Entries taken from a collection
--------------------
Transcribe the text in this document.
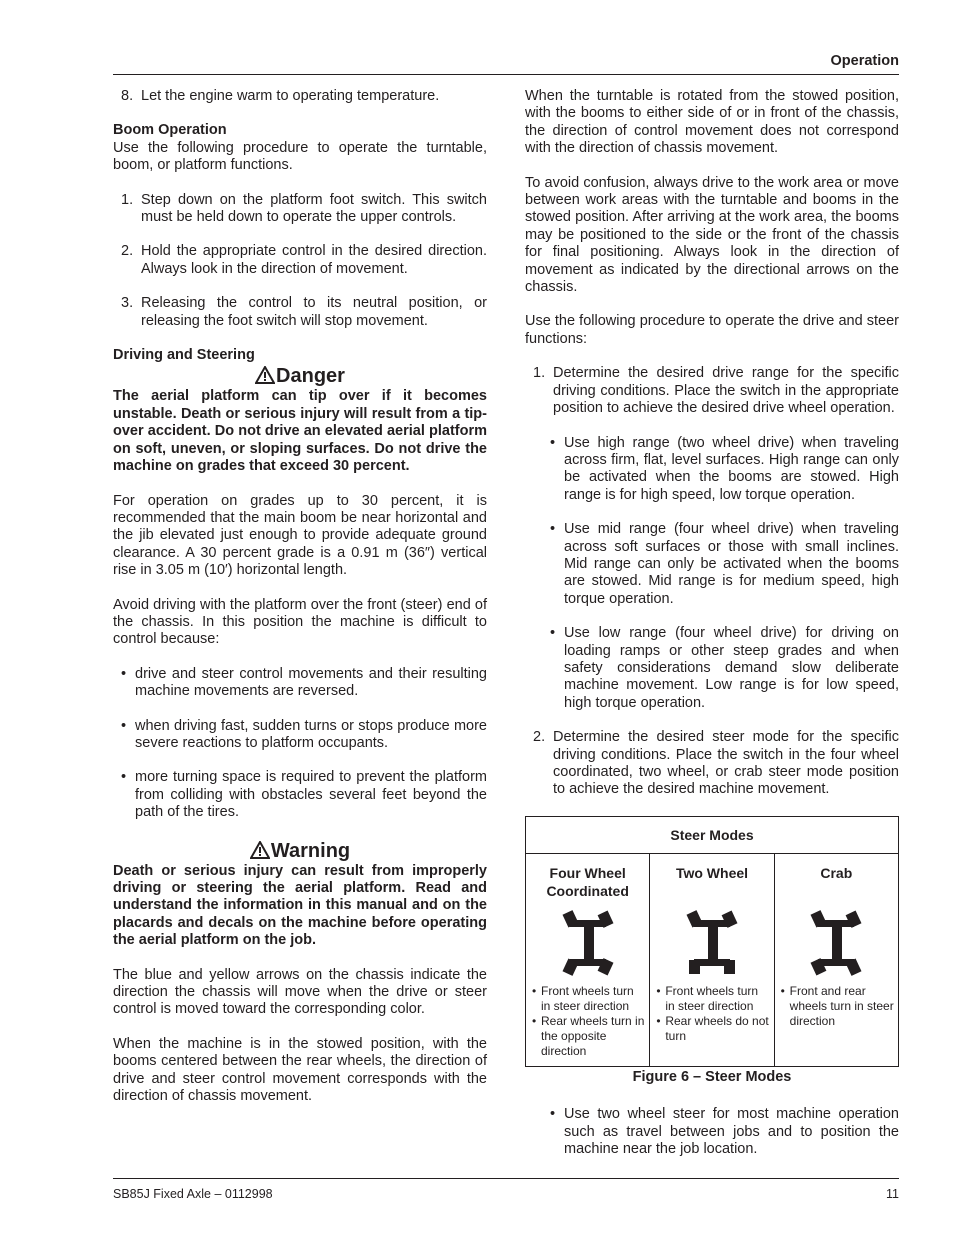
Operation
8. Let the engine warm to operating temperature.

Boom Operation

Use the following procedure to operate the turntable, boom, or platform functions.

1. Step down on the platform foot switch. This switch must be held down to operate the upper controls.
2. Hold the appropriate control in the desired direction. Always look in the direction of movement.
3. Releasing the control to its neutral position, or releasing the foot switch will stop movement.

Driving and Steering

Danger

The aerial platform can tip over if it becomes unstable. Death or serious injury will result from a tip-over accident. Do not drive an elevated aerial platform on soft, uneven, or sloping surfaces. Do not drive the machine on grades that exceed 30 percent.

For operation on grades up to 30 percent, it is recommended that the main boom be near horizontal and the jib elevated just enough to provide adequate ground clearance. A 30 percent grade is a 0.91 m (36″) vertical rise in 3.05 m (10′) horizontal length.

Avoid driving with the platform over the front (steer) end of the chassis. In this position the machine is difficult to control because:

• drive and steer control movements and their resulting machine movements are reversed.
• when driving fast, sudden turns or stops produce more severe reactions to platform occupants.
• more turning space is required to prevent the platform from colliding with obstacles several feet beyond the path of the tires.
Warning

Death or serious injury can result from improperly driving or steering the aerial platform. Read and understand the information in this manual and on the placards and decals on the machine before operating the aerial platform on the job.

The blue and yellow arrows on the chassis indicate the direction the chassis will move when the drive or steer control is moved toward the corresponding color.

When the machine is in the stowed position, with the booms centered between the rear wheels, the direction of drive and steer control movement corresponds with the direction of chassis movement.

When the turntable is rotated from the stowed position, with the booms to either side of or in front of the chassis, the direction of control movement does not correspond with the direction of chassis movement.

To avoid confusion, always drive to the work area or move between work areas with the turntable and booms in the stowed position. After arriving at the work area, the booms may be positioned to the side or the front of the chassis for final positioning. Always look in the direction of movement as indicated by the directional arrows on the chassis.

Use the following procedure to operate the drive and steer functions:

1. Determine the desired drive range for the specific driving conditions. Place the switch in the appropriate position to achieve the desired drive wheel operation.
• Use high range (two wheel drive) when traveling across firm, flat, level surfaces. High range can only be activated when the booms are stowed. High range is for high speed, low torque operation.
• Use mid range (four wheel drive) when traveling across soft surfaces or those with small inclines. Mid range can only be activated when the booms are stowed. Mid range is for medium speed, high torque operation.
• Use low range (four wheel drive) for driving on loading ramps or other steep grades and when safety considerations demand slow deliberate machine movement. Low range is for low speed, high torque operation.
2. Determine the desired steer mode for the specific driving conditions. Place the switch in the four wheel coordinated, two wheel, or crab steer mode position to achieve the desired machine movement.
Steer Modes
Four Wheel Coordinated
• Front wheels turn in steer direction
• Rear wheels turn in the opposite direction
Two Wheel
• Front wheels turn in steer direction
• Rear wheels do not turn
Crab
• Front and rear wheels turn in steer direction
Figure 6 – Steer Modes
• Use two wheel steer for most machine operation such as travel between jobs and to position the machine near the job location.
SB85J Fixed Axle – 0112998	11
--------------------
_Exercise prompt:_
Look through the entries above and count each line holding "appropriate"; report the count alone.

_The reply:_
2